>> Start Provided data
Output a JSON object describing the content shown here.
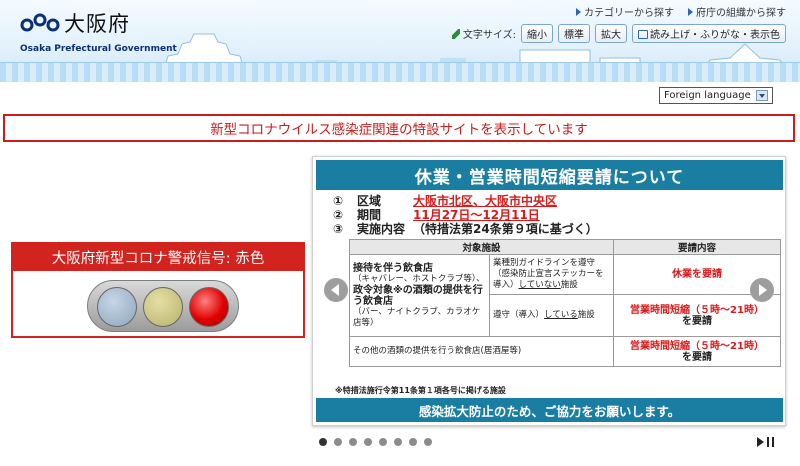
{
  "header": {
    "logo_text": "大阪府",
    "logo_sub": "Osaka Prefectural Government",
    "links": [
      "カテゴリーから探す",
      "府庁の組織から探す"
    ],
    "font_size_label": "文字サイズ:",
    "font_buttons": [
      "縮小",
      "標準",
      "拡大"
    ],
    "reading_button": "読み上げ・ふりがな・表示色",
    "language_select": "Foreign language"
  },
  "notice": {
    "text": "新型コロナウイルス感染症関連の特設サイトを表示しています"
  },
  "alert": {
    "title": "大阪府新型コロナ警戒信号: 赤色",
    "colors": {
      "border": "#d2231f",
      "active_lamp": "#e00000"
    }
  },
  "slide": {
    "title": "休業・営業時間短縮要請について",
    "info": [
      {
        "num": "①",
        "key": "区域",
        "value": "大阪市北区、大阪市中央区"
      },
      {
        "num": "②",
        "key": "期間",
        "value": "11月27日～12月11日"
      },
      {
        "num": "③",
        "key": "実施内容",
        "value": "（特措法第24条第９項に基づく）"
      }
    ],
    "table": {
      "headers": [
        "対象施設",
        "要請内容"
      ],
      "row1": {
        "cat_main": "接待を伴う飲食店",
        "cat_sub": "（キャバレー、ホストクラブ等）、",
        "sub_cond_1": "業種別ガイドラインを遵守（感染防止宣言ステッカーを導入）",
        "sub_cond_1_emph": "していない",
        "sub_cond_1_tail": "施設",
        "req_1": "休業を要請"
      },
      "row2": {
        "cat_main": "政令対象※の酒類の提供を行う飲食店",
        "cat_sub": "（バー、ナイトクラブ、カラオケ店等）",
        "sub_cond_2": "遵守（導入）",
        "sub_cond_2_emph": "している",
        "sub_cond_2_tail": "施設",
        "req_2_red": "営業時間短縮（５時～21時）",
        "req_2_black": "を要請"
      },
      "row3": {
        "cat": "その他の酒類の提供を行う飲食店(居酒屋等)",
        "req_3_red": "営業時間短縮（５時～21時）",
        "req_3_black": "を要請"
      }
    },
    "footnote": "※特措法施行令第11条第１項各号に掲げる施設",
    "footer": "感染拡大防止のため、ご協力をお願いします。",
    "colors": {
      "band": "#1a7ea3",
      "emphasis": "#d81b1b"
    }
  },
  "slider": {
    "dot_count": 8,
    "active_dot": 0
  }
}
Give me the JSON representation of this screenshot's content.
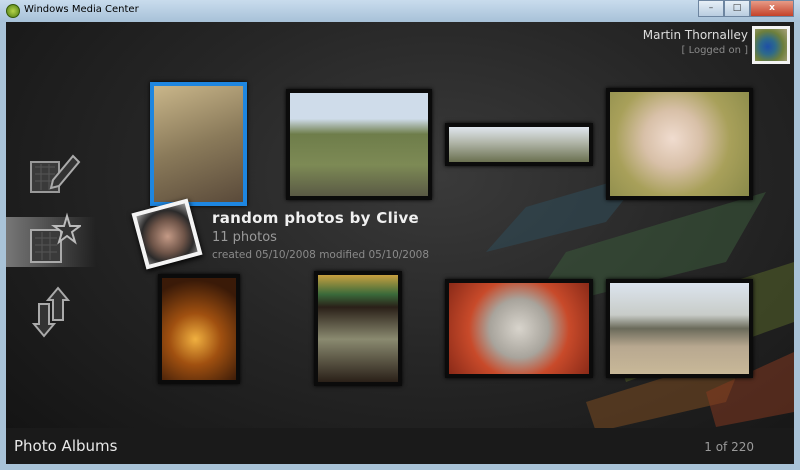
{
  "window": {
    "title": "Windows Media Center",
    "minimize": "–",
    "maximize": "□",
    "close": "x"
  },
  "user": {
    "name": "Martin Thornalley",
    "status": "[ Logged on ]"
  },
  "sidebar": [
    {
      "name": "edit-album"
    },
    {
      "name": "new-album"
    },
    {
      "name": "sort"
    }
  ],
  "album": {
    "title": "random photos  by  Clive",
    "count": "11 photos",
    "dates": "created 05/10/2008  modified 05/10/2008"
  },
  "footer": {
    "section": "Photo Albums",
    "pager": "1 of 220"
  },
  "colors": {
    "accent": "#1e86e0"
  }
}
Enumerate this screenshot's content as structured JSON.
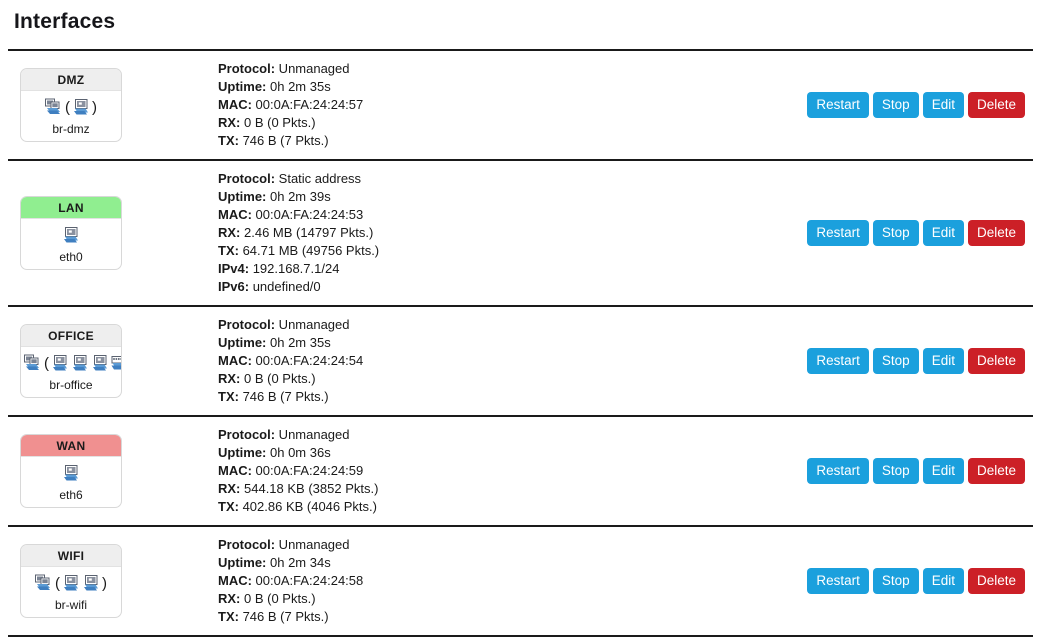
{
  "page": {
    "title": "Interfaces"
  },
  "actions": {
    "restart_label": "Restart",
    "stop_label": "Stop",
    "edit_label": "Edit",
    "delete_label": "Delete",
    "blue_color": "#1ba0dd",
    "red_color": "#cc2027"
  },
  "labels": {
    "protocol": "Protocol:",
    "uptime": "Uptime:",
    "mac": "MAC:",
    "rx": "RX:",
    "tx": "TX:",
    "ipv4": "IPv4:",
    "ipv6": "IPv6:"
  },
  "interfaces": [
    {
      "zone": "DMZ",
      "zone_color": "#eeeeee",
      "device": "br-dmz",
      "icons": [
        "bridge-icon",
        "paren-open",
        "ethernet-icon",
        "paren-close"
      ],
      "protocol": "Unmanaged",
      "uptime": "0h 2m 35s",
      "mac": "00:0A:FA:24:24:57",
      "rx": "0 B (0 Pkts.)",
      "tx": "746 B (7 Pkts.)",
      "ipv4": null,
      "ipv6": null
    },
    {
      "zone": "LAN",
      "zone_color": "#90ee90",
      "device": "eth0",
      "icons": [
        "ethernet-icon"
      ],
      "protocol": "Static address",
      "uptime": "0h 2m 39s",
      "mac": "00:0A:FA:24:24:53",
      "rx": "2.46 MB (14797 Pkts.)",
      "tx": "64.71 MB (49756 Pkts.)",
      "ipv4": "192.168.7.1/24",
      "ipv6": "undefined/0"
    },
    {
      "zone": "OFFICE",
      "zone_color": "#eeeeee",
      "device": "br-office",
      "icons": [
        "bridge-icon",
        "paren-open",
        "ethernet-icon",
        "ethernet-icon",
        "ethernet-icon",
        "switch-icon",
        "switch-icon",
        "paren-close"
      ],
      "protocol": "Unmanaged",
      "uptime": "0h 2m 35s",
      "mac": "00:0A:FA:24:24:54",
      "rx": "0 B (0 Pkts.)",
      "tx": "746 B (7 Pkts.)",
      "ipv4": null,
      "ipv6": null
    },
    {
      "zone": "WAN",
      "zone_color": "#f09090",
      "device": "eth6",
      "icons": [
        "ethernet-icon"
      ],
      "protocol": "Unmanaged",
      "uptime": "0h 0m 36s",
      "mac": "00:0A:FA:24:24:59",
      "rx": "544.18 KB (3852 Pkts.)",
      "tx": "402.86 KB (4046 Pkts.)",
      "ipv4": null,
      "ipv6": null
    },
    {
      "zone": "WIFI",
      "zone_color": "#eeeeee",
      "device": "br-wifi",
      "icons": [
        "bridge-icon",
        "paren-open",
        "ethernet-icon",
        "ethernet-icon",
        "paren-close"
      ],
      "protocol": "Unmanaged",
      "uptime": "0h 2m 34s",
      "mac": "00:0A:FA:24:24:58",
      "rx": "0 B (0 Pkts.)",
      "tx": "746 B (7 Pkts.)",
      "ipv4": null,
      "ipv6": null
    }
  ]
}
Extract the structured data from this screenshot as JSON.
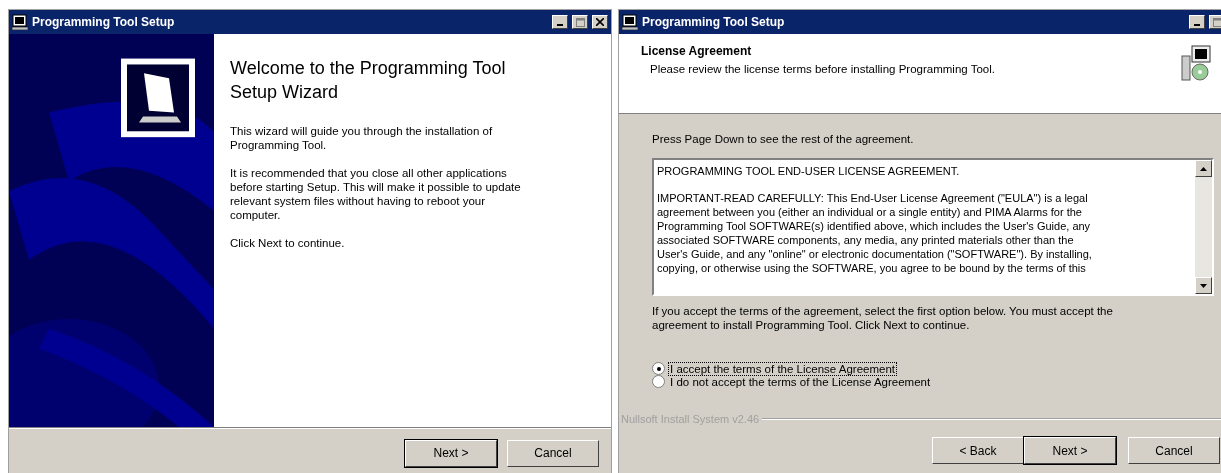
{
  "windows": [
    {
      "kind": "welcome",
      "title": "Programming Tool Setup",
      "heading": "Welcome to the Programming Tool\nSetup Wizard",
      "paragraphs": [
        "This wizard will guide you through the installation of\nProgramming Tool.",
        "It is recommended that you close all other applications\nbefore starting Setup. This will make it possible to update\nrelevant system files without having to reboot your\ncomputer.",
        "Click Next to continue."
      ],
      "buttons": [
        {
          "label": "Next >",
          "default": true
        },
        {
          "label": "Cancel",
          "default": false
        }
      ]
    },
    {
      "kind": "license",
      "title": "Programming Tool Setup",
      "heading": "License Agreement",
      "subheading": "Please review the license terms before installing Programming Tool.",
      "instruction": "Press Page Down to see the rest of the agreement.",
      "license_text": [
        "PROGRAMMING TOOL END-USER LICENSE AGREEMENT.",
        "IMPORTANT-READ CAREFULLY: This End-User License Agreement (\"EULA\") is a legal\nagreement between you (either an individual or a single entity) and PIMA Alarms for the\nProgramming Tool SOFTWARE(s) identified above, which includes the User's Guide, any\nassociated SOFTWARE components, any media, any printed materials other than the\nUser's Guide, and any \"online\" or electronic documentation (\"SOFTWARE\"). By installing,\ncopying, or otherwise using the SOFTWARE, you agree to be bound by the terms of this"
      ],
      "note": "If you accept the terms of the agreement, select the first option below. You must accept the\nagreement to install Programming Tool. Click Next to continue.",
      "options": [
        {
          "label": "I accept the terms of the License Agreement",
          "selected": true
        },
        {
          "label": "I do not accept the terms of the License Agreement",
          "selected": false
        }
      ],
      "branding": "Nullsoft Install System v2.46",
      "buttons": [
        {
          "label": "< Back",
          "default": false
        },
        {
          "label": "Next >",
          "default": true
        },
        {
          "label": "Cancel",
          "default": false
        }
      ]
    }
  ]
}
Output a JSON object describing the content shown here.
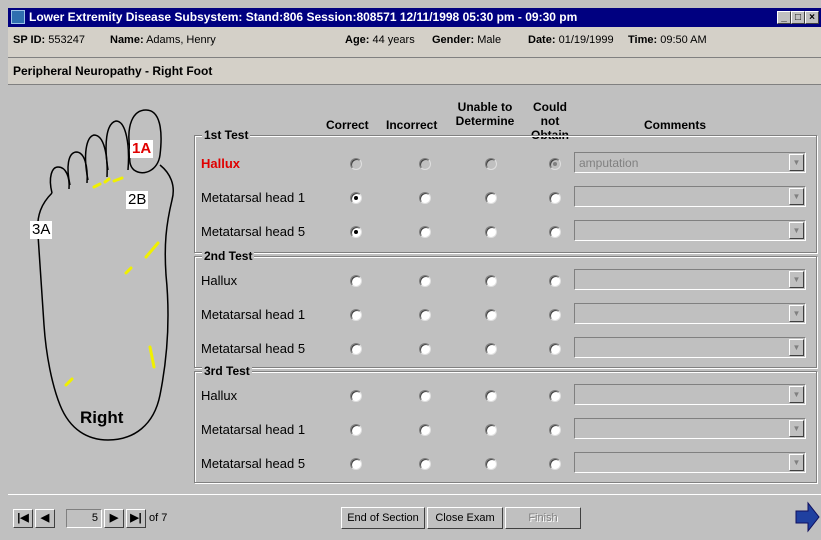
>> End Provided data
Work instructions:
Each entry should be repeated exactly as it appears; the pictures stay out.

The completed task:
Output a JSON object describing the content shown here.
{
  "header": {
    "logo_text": "大阪府",
    "logo_sub": "Osaka Prefectural Government",
    "links": [
      "カテゴリーから探す",
      "府庁の組織から探す"
    ],
    "font_size_label": "文字サイズ:",
    "font_buttons": [
      "縮小",
      "標準",
      "拡大"
    ],
    "reading_button": "読み上げ・ふりがな・表示色",
    "language_select": "Foreign language"
  },
  "notice": {
    "text": "新型コロナウイルス感染症関連の特設サイトを表示しています"
  },
  "alert": {
    "title": "大阪府新型コロナ警戒信号: 赤色",
    "colors": {
      "border": "#d2231f",
      "active_lamp": "#e00000"
    }
  },
  "slide": {
    "title": "休業・営業時間短縮要請について",
    "info": [
      {
        "num": "①",
        "key": "区域",
        "value": "大阪市北区、大阪市中央区"
      },
      {
        "num": "②",
        "key": "期間",
        "value": "11月27日～12月11日"
      },
      {
        "num": "③",
        "key": "実施内容",
        "value": "（特措法第24条第９項に基づく）"
      }
    ],
    "table": {
      "headers": [
        "対象施設",
        "要請内容"
      ],
      "row1": {
        "cat_main": "接待を伴う飲食店",
        "cat_sub": "（キャバレー、ホストクラブ等）、",
        "sub_cond_1": "業種別ガイドラインを遵守（感染防止宣言ステッカーを導入）",
        "sub_cond_1_emph": "していない",
        "sub_cond_1_tail": "施設",
        "req_1": "休業を要請"
      },
      "row2": {
        "cat_main": "政令対象※の酒類の提供を行う飲食店",
        "cat_sub": "（バー、ナイトクラブ、カラオケ店等）",
        "sub_cond_2": "遵守（導入）",
        "sub_cond_2_emph": "している",
        "sub_cond_2_tail": "施設",
        "req_2_red": "営業時間短縮（５時～21時）",
        "req_2_black": "を要請"
      },
      "row3": {
        "cat": "その他の酒類の提供を行う飲食店(居酒屋等)",
        "req_3_red": "営業時間短縮（５時～21時）",
        "req_3_black": "を要請"
      }
    },
    "footnote": "※特措法施行令第11条第１項各号に掲げる施設",
    "footer": "感染拡大防止のため、ご協力をお願いします。",
    "colors": {
      "band": "#1a7ea3",
      "emphasis": "#d81b1b"
    }
  },
  "slider": {
    "dot_count": 8,
    "active_dot": 0
  }
}
Give me the JSON representation of this screenshot's content.
{
  "window": {
    "title": "Windows Media Center",
    "minimize": "–",
    "maximize": "□",
    "close": "x"
  },
  "user": {
    "name": "Martin Thornalley",
    "status": "[ Logged on ]"
  },
  "sidebar": [
    {
      "name": "edit-album"
    },
    {
      "name": "new-album"
    },
    {
      "name": "sort"
    }
  ],
  "album": {
    "title": "random photos  by  Clive",
    "count": "11 photos",
    "dates": "created 05/10/2008  modified 05/10/2008"
  },
  "footer": {
    "section": "Photo Albums",
    "pager": "1 of 220"
  },
  "colors": {
    "accent": "#1e86e0"
  }
}
Enumerate this screenshot's content as structured JSON.
{
  "page": {
    "title": "Interfaces"
  },
  "actions": {
    "restart_label": "Restart",
    "stop_label": "Stop",
    "edit_label": "Edit",
    "delete_label": "Delete",
    "blue_color": "#1ba0dd",
    "red_color": "#cc2027"
  },
  "labels": {
    "protocol": "Protocol:",
    "uptime": "Uptime:",
    "mac": "MAC:",
    "rx": "RX:",
    "tx": "TX:",
    "ipv4": "IPv4:",
    "ipv6": "IPv6:"
  },
  "interfaces": [
    {
      "zone": "DMZ",
      "zone_color": "#eeeeee",
      "device": "br-dmz",
      "icons": [
        "bridge-icon",
        "paren-open",
        "ethernet-icon",
        "paren-close"
      ],
      "protocol": "Unmanaged",
      "uptime": "0h 2m 35s",
      "mac": "00:0A:FA:24:24:57",
      "rx": "0 B (0 Pkts.)",
      "tx": "746 B (7 Pkts.)",
      "ipv4": null,
      "ipv6": null
    },
    {
      "zone": "LAN",
      "zone_color": "#90ee90",
      "device": "eth0",
      "icons": [
        "ethernet-icon"
      ],
      "protocol": "Static address",
      "uptime": "0h 2m 39s",
      "mac": "00:0A:FA:24:24:53",
      "rx": "2.46 MB (14797 Pkts.)",
      "tx": "64.71 MB (49756 Pkts.)",
      "ipv4": "192.168.7.1/24",
      "ipv6": "undefined/0"
    },
    {
      "zone": "OFFICE",
      "zone_color": "#eeeeee",
      "device": "br-office",
      "icons": [
        "bridge-icon",
        "paren-open",
        "ethernet-icon",
        "ethernet-icon",
        "ethernet-icon",
        "switch-icon",
        "switch-icon",
        "paren-close"
      ],
      "protocol": "Unmanaged",
      "uptime": "0h 2m 35s",
      "mac": "00:0A:FA:24:24:54",
      "rx": "0 B (0 Pkts.)",
      "tx": "746 B (7 Pkts.)",
      "ipv4": null,
      "ipv6": null
    },
    {
      "zone": "WAN",
      "zone_color": "#f09090",
      "device": "eth6",
      "icons": [
        "ethernet-icon"
      ],
      "protocol": "Unmanaged",
      "uptime": "0h 0m 36s",
      "mac": "00:0A:FA:24:24:59",
      "rx": "544.18 KB (3852 Pkts.)",
      "tx": "402.86 KB (4046 Pkts.)",
      "ipv4": null,
      "ipv6": null
    },
    {
      "zone": "WIFI",
      "zone_color": "#eeeeee",
      "device": "br-wifi",
      "icons": [
        "bridge-icon",
        "paren-open",
        "ethernet-icon",
        "ethernet-icon",
        "paren-close"
      ],
      "protocol": "Unmanaged",
      "uptime": "0h 2m 34s",
      "mac": "00:0A:FA:24:24:58",
      "rx": "0 B (0 Pkts.)",
      "tx": "746 B (7 Pkts.)",
      "ipv4": null,
      "ipv6": null
    }
  ]
}
Extract the structured data from this screenshot as JSON.
{
  "windows": [
    {
      "kind": "welcome",
      "title": "Programming Tool Setup",
      "heading": "Welcome to the Programming Tool\nSetup Wizard",
      "paragraphs": [
        "This wizard will guide you through the installation of\nProgramming Tool.",
        "It is recommended that you close all other applications\nbefore starting Setup. This will make it possible to update\nrelevant system files without having to reboot your\ncomputer.",
        "Click Next to continue."
      ],
      "buttons": [
        {
          "label": "Next >",
          "default": true
        },
        {
          "label": "Cancel",
          "default": false
        }
      ]
    },
    {
      "kind": "license",
      "title": "Programming Tool Setup",
      "heading": "License Agreement",
      "subheading": "Please review the license terms before installing Programming Tool.",
      "instruction": "Press Page Down to see the rest of the agreement.",
      "license_text": [
        "PROGRAMMING TOOL END-USER LICENSE AGREEMENT.",
        "IMPORTANT-READ CAREFULLY: This End-User License Agreement (\"EULA\") is a legal\nagreement between you (either an individual or a single entity) and PIMA Alarms for the\nProgramming Tool SOFTWARE(s) identified above, which includes the User's Guide, any\nassociated SOFTWARE components, any media, any printed materials other than the\nUser's Guide, and any \"online\" or electronic documentation (\"SOFTWARE\"). By installing,\ncopying, or otherwise using the SOFTWARE, you agree to be bound by the terms of this"
      ],
      "note": "If you accept the terms of the agreement, select the first option below. You must accept the\nagreement to install Programming Tool. Click Next to continue.",
      "options": [
        {
          "label": "I accept the terms of the License Agreement",
          "selected": true
        },
        {
          "label": "I do not accept the terms of the License Agreement",
          "selected": false
        }
      ],
      "branding": "Nullsoft Install System v2.46",
      "buttons": [
        {
          "label": "< Back",
          "default": false
        },
        {
          "label": "Next >",
          "default": true
        },
        {
          "label": "Cancel",
          "default": false
        }
      ]
    }
  ]
}
Output a JSON object describing the content shown here.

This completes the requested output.